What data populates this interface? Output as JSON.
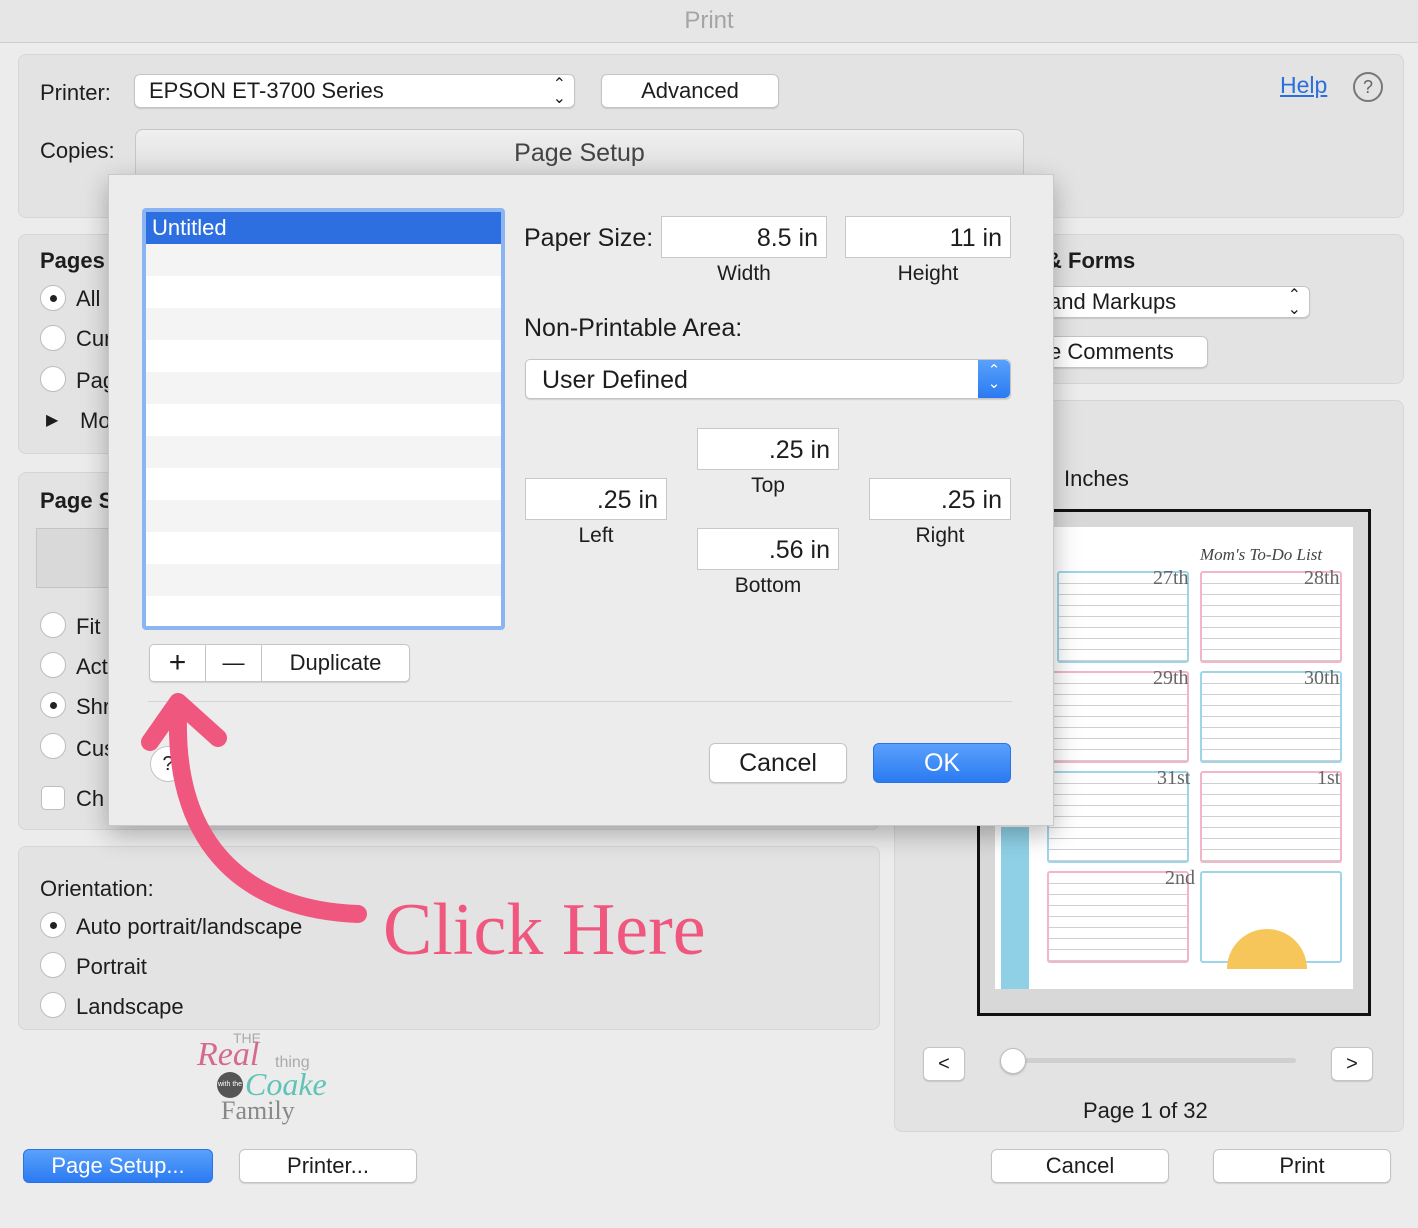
{
  "window": {
    "title": "Print"
  },
  "printer": {
    "label": "Printer:",
    "value": "EPSON ET-3700 Series",
    "advanced": "Advanced",
    "help": "Help"
  },
  "copies": {
    "label": "Copies:"
  },
  "pages": {
    "title": "Pages",
    "options": [
      "All",
      "Cur",
      "Pag"
    ],
    "more": "Mo"
  },
  "page_scaling": {
    "title": "Page S",
    "options": [
      "Fit",
      "Act",
      "Shr",
      "Cus"
    ],
    "check": "Ch"
  },
  "orientation": {
    "title": "Orientation:",
    "options": [
      "Auto portrait/landscape",
      "Portrait",
      "Landscape"
    ]
  },
  "forms": {
    "title": "& Forms",
    "select": "and Markups",
    "button": "e Comments"
  },
  "preview": {
    "units": "Inches",
    "prev": "<",
    "next": ">",
    "page_info": "Page 1 of 32",
    "slider": 0.0
  },
  "preview_page": {
    "title": "Mom's To-Do List",
    "days": [
      "27th",
      "28th",
      "29th",
      "30th",
      "31st",
      "1st",
      "2nd"
    ]
  },
  "footer": {
    "page_setup": "Page Setup...",
    "printer": "Printer...",
    "cancel": "Cancel",
    "print": "Print"
  },
  "page_setup_dialog": {
    "title": "Page Setup",
    "list": [
      "Untitled"
    ],
    "add": "+",
    "remove": "—",
    "duplicate": "Duplicate",
    "help": "?",
    "paper_size_label": "Paper Size:",
    "width": "8.5 in",
    "width_label": "Width",
    "height": "11 in",
    "height_label": "Height",
    "non_printable_label": "Non-Printable Area:",
    "non_printable_value": "User Defined",
    "top": ".25 in",
    "top_label": "Top",
    "left": ".25 in",
    "left_label": "Left",
    "right": ".25 in",
    "right_label": "Right",
    "bottom": ".56 in",
    "bottom_label": "Bottom",
    "cancel": "Cancel",
    "ok": "OK"
  },
  "annotation": {
    "text": "Click Here",
    "color": "#f0577f"
  },
  "watermark": {
    "line1": "THE",
    "line2": "Real",
    "line3": "thing",
    "line4": "with the",
    "line5": "Coake",
    "line6": "Family"
  }
}
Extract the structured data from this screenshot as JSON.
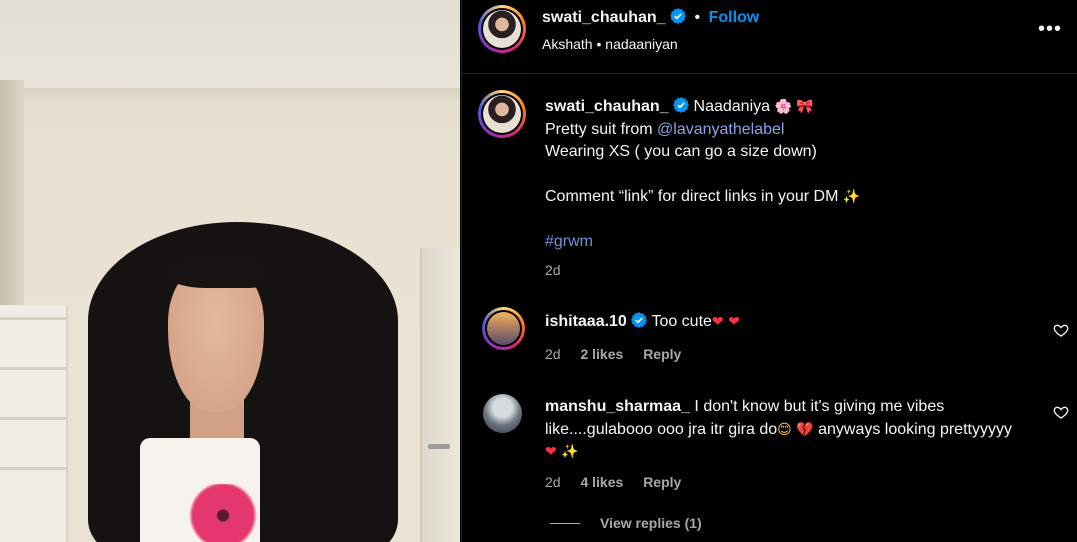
{
  "post": {
    "username": "swati_chauhan_",
    "follow_label": "Follow",
    "audio_artist": "Akshath",
    "audio_title": "nadaaniyan",
    "more_icon": "more-options-icon"
  },
  "caption": {
    "username": "swati_chauhan_",
    "line1_text": "Naadaniya",
    "line1_emojis": [
      "🌸",
      "🎀"
    ],
    "line2_prefix": "Pretty suit from ",
    "line2_mention": "@lavanyathelabel",
    "line3": "Wearing XS ( you can go a size down)",
    "line4": "Comment “link” for direct links in your DM",
    "line4_emoji": "✨",
    "hashtag": "#grwm",
    "time": "2d"
  },
  "comments": [
    {
      "username": "ishitaaa.10",
      "verified": true,
      "text": "Too cute",
      "emojis": [
        "❤",
        "❤"
      ],
      "time": "2d",
      "likes": "2 likes",
      "reply_label": "Reply"
    },
    {
      "username": "manshu_sharmaa_",
      "verified": false,
      "text_part1": "I don't know but it's giving me vibes",
      "text_part2": "like....gulabooo ooo jra itr gira do",
      "emoji_a": "😊",
      "emoji_b": "💔",
      "text_part3": "anyways looking",
      "text_part4": "prettyyyyy",
      "emoji_c": "❤",
      "emoji_d": "✨",
      "time": "2d",
      "likes": "4 likes",
      "reply_label": "Reply",
      "view_replies": "View replies (1)"
    }
  ],
  "colors": {
    "background": "#000000",
    "text": "#f5f5f5",
    "muted": "#a8a8a8",
    "follow": "#0095f6",
    "verified": "#0095f6",
    "mention": "#8aa4e4"
  }
}
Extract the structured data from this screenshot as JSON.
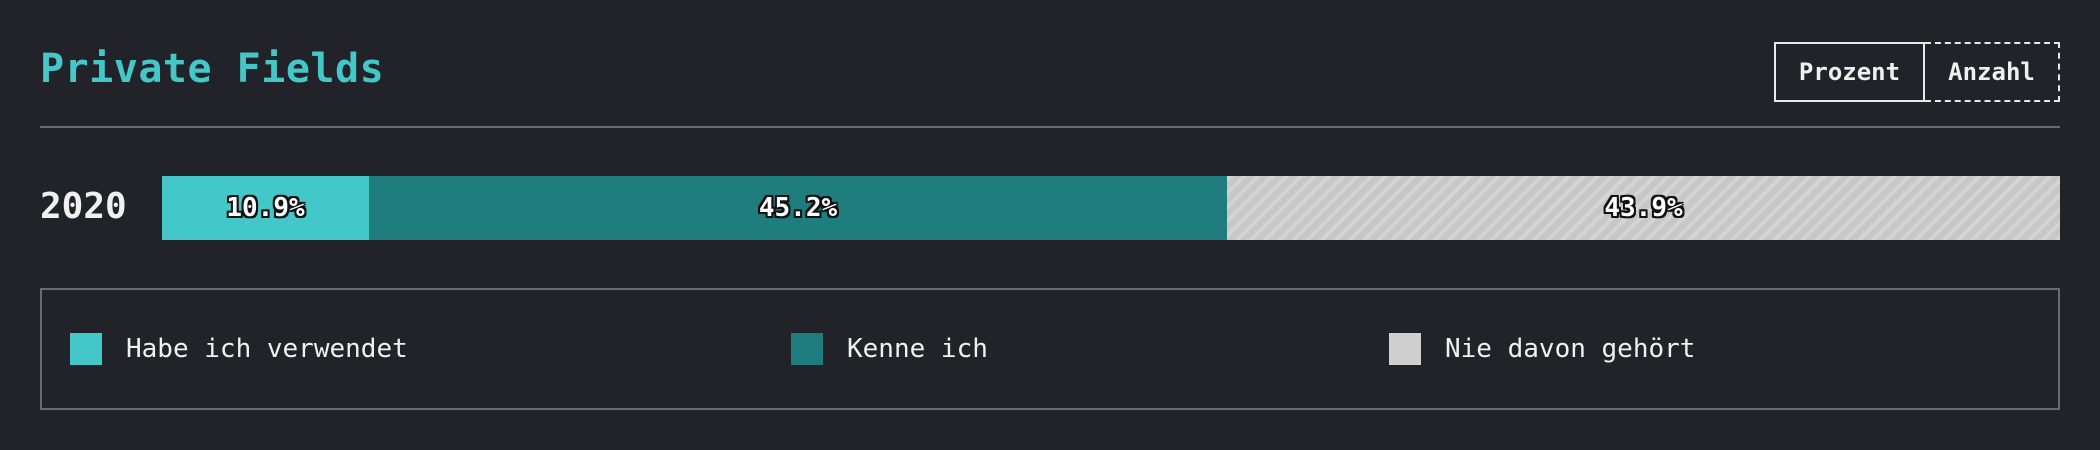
{
  "title": "Private Fields",
  "toggle": {
    "percent_label": "Prozent",
    "count_label": "Anzahl"
  },
  "colors": {
    "background": "#222328",
    "accent": "#44c7c8",
    "used": "#44c7c8",
    "known": "#1f7d7e",
    "never": "#cfcfcf"
  },
  "chart_data": {
    "type": "bar",
    "orientation": "horizontal",
    "stacked": true,
    "normalized": true,
    "title": "Private Fields",
    "categories": [
      "2020"
    ],
    "series": [
      {
        "name": "Habe ich verwendet",
        "values": [
          10.9
        ],
        "label": "10.9%",
        "color": "#44c7c8",
        "pattern": "solid"
      },
      {
        "name": "Kenne ich",
        "values": [
          45.2
        ],
        "label": "45.2%",
        "color": "#1f7d7e",
        "pattern": "solid"
      },
      {
        "name": "Nie davon gehört",
        "values": [
          43.9
        ],
        "label": "43.9%",
        "color": "#cfcfcf",
        "pattern": "hatched"
      }
    ],
    "xlim": [
      0,
      100
    ],
    "grid": false,
    "legend_position": "bottom"
  }
}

◆ TASK DETAILS: A faithful copy of the records above is needed, with the pictures left out.

◆ THE ANSWER:
What data populates this interface? Output as JSON.
{
  "window": {
    "title": "Print"
  },
  "printer": {
    "label": "Printer:",
    "value": "EPSON ET-3700 Series",
    "advanced": "Advanced",
    "help": "Help"
  },
  "copies": {
    "label": "Copies:"
  },
  "pages": {
    "title": "Pages",
    "options": [
      "All",
      "Cur",
      "Pag"
    ],
    "more": "Mo"
  },
  "page_scaling": {
    "title": "Page S",
    "options": [
      "Fit",
      "Act",
      "Shr",
      "Cus"
    ],
    "check": "Ch"
  },
  "orientation": {
    "title": "Orientation:",
    "options": [
      "Auto portrait/landscape",
      "Portrait",
      "Landscape"
    ]
  },
  "forms": {
    "title": "& Forms",
    "select": "and Markups",
    "button": "e Comments"
  },
  "preview": {
    "units": "Inches",
    "prev": "<",
    "next": ">",
    "page_info": "Page 1 of 32",
    "slider": 0.0
  },
  "preview_page": {
    "title": "Mom's To-Do List",
    "days": [
      "27th",
      "28th",
      "29th",
      "30th",
      "31st",
      "1st",
      "2nd"
    ]
  },
  "footer": {
    "page_setup": "Page Setup...",
    "printer": "Printer...",
    "cancel": "Cancel",
    "print": "Print"
  },
  "page_setup_dialog": {
    "title": "Page Setup",
    "list": [
      "Untitled"
    ],
    "add": "+",
    "remove": "—",
    "duplicate": "Duplicate",
    "help": "?",
    "paper_size_label": "Paper Size:",
    "width": "8.5 in",
    "width_label": "Width",
    "height": "11 in",
    "height_label": "Height",
    "non_printable_label": "Non-Printable Area:",
    "non_printable_value": "User Defined",
    "top": ".25 in",
    "top_label": "Top",
    "left": ".25 in",
    "left_label": "Left",
    "right": ".25 in",
    "right_label": "Right",
    "bottom": ".56 in",
    "bottom_label": "Bottom",
    "cancel": "Cancel",
    "ok": "OK"
  },
  "annotation": {
    "text": "Click Here",
    "color": "#f0577f"
  },
  "watermark": {
    "line1": "THE",
    "line2": "Real",
    "line3": "thing",
    "line4": "with the",
    "line5": "Coake",
    "line6": "Family"
  }
}
Extract the structured data from this screenshot as JSON.
{
  "post": {
    "username": "swati_chauhan_",
    "follow_label": "Follow",
    "audio_artist": "Akshath",
    "audio_title": "nadaaniyan",
    "more_icon": "more-options-icon"
  },
  "caption": {
    "username": "swati_chauhan_",
    "line1_text": "Naadaniya",
    "line1_emojis": [
      "🌸",
      "🎀"
    ],
    "line2_prefix": "Pretty suit from ",
    "line2_mention": "@lavanyathelabel",
    "line3": "Wearing XS ( you can go a size down)",
    "line4": "Comment “link” for direct links in your DM",
    "line4_emoji": "✨",
    "hashtag": "#grwm",
    "time": "2d"
  },
  "comments": [
    {
      "username": "ishitaaa.10",
      "verified": true,
      "text": "Too cute",
      "emojis": [
        "❤",
        "❤"
      ],
      "time": "2d",
      "likes": "2 likes",
      "reply_label": "Reply"
    },
    {
      "username": "manshu_sharmaa_",
      "verified": false,
      "text_part1": "I don't know but it's giving me vibes",
      "text_part2": "like....gulabooo ooo jra itr gira do",
      "emoji_a": "😊",
      "emoji_b": "💔",
      "text_part3": "anyways looking",
      "text_part4": "prettyyyyy",
      "emoji_c": "❤",
      "emoji_d": "✨",
      "time": "2d",
      "likes": "4 likes",
      "reply_label": "Reply",
      "view_replies": "View replies (1)"
    }
  ],
  "colors": {
    "background": "#000000",
    "text": "#f5f5f5",
    "muted": "#a8a8a8",
    "follow": "#0095f6",
    "verified": "#0095f6",
    "mention": "#8aa4e4"
  }
}
Extract the structured data from this screenshot as JSON.
{
  "title": "Private Fields",
  "toggle": {
    "percent_label": "Prozent",
    "count_label": "Anzahl"
  },
  "colors": {
    "background": "#222328",
    "accent": "#44c7c8",
    "used": "#44c7c8",
    "known": "#1f7d7e",
    "never": "#cfcfcf"
  },
  "chart_data": {
    "type": "bar",
    "orientation": "horizontal",
    "stacked": true,
    "normalized": true,
    "title": "Private Fields",
    "categories": [
      "2020"
    ],
    "series": [
      {
        "name": "Habe ich verwendet",
        "values": [
          10.9
        ],
        "label": "10.9%",
        "color": "#44c7c8",
        "pattern": "solid"
      },
      {
        "name": "Kenne ich",
        "values": [
          45.2
        ],
        "label": "45.2%",
        "color": "#1f7d7e",
        "pattern": "solid"
      },
      {
        "name": "Nie davon gehört",
        "values": [
          43.9
        ],
        "label": "43.9%",
        "color": "#cfcfcf",
        "pattern": "hatched"
      }
    ],
    "xlim": [
      0,
      100
    ],
    "grid": false,
    "legend_position": "bottom"
  }
}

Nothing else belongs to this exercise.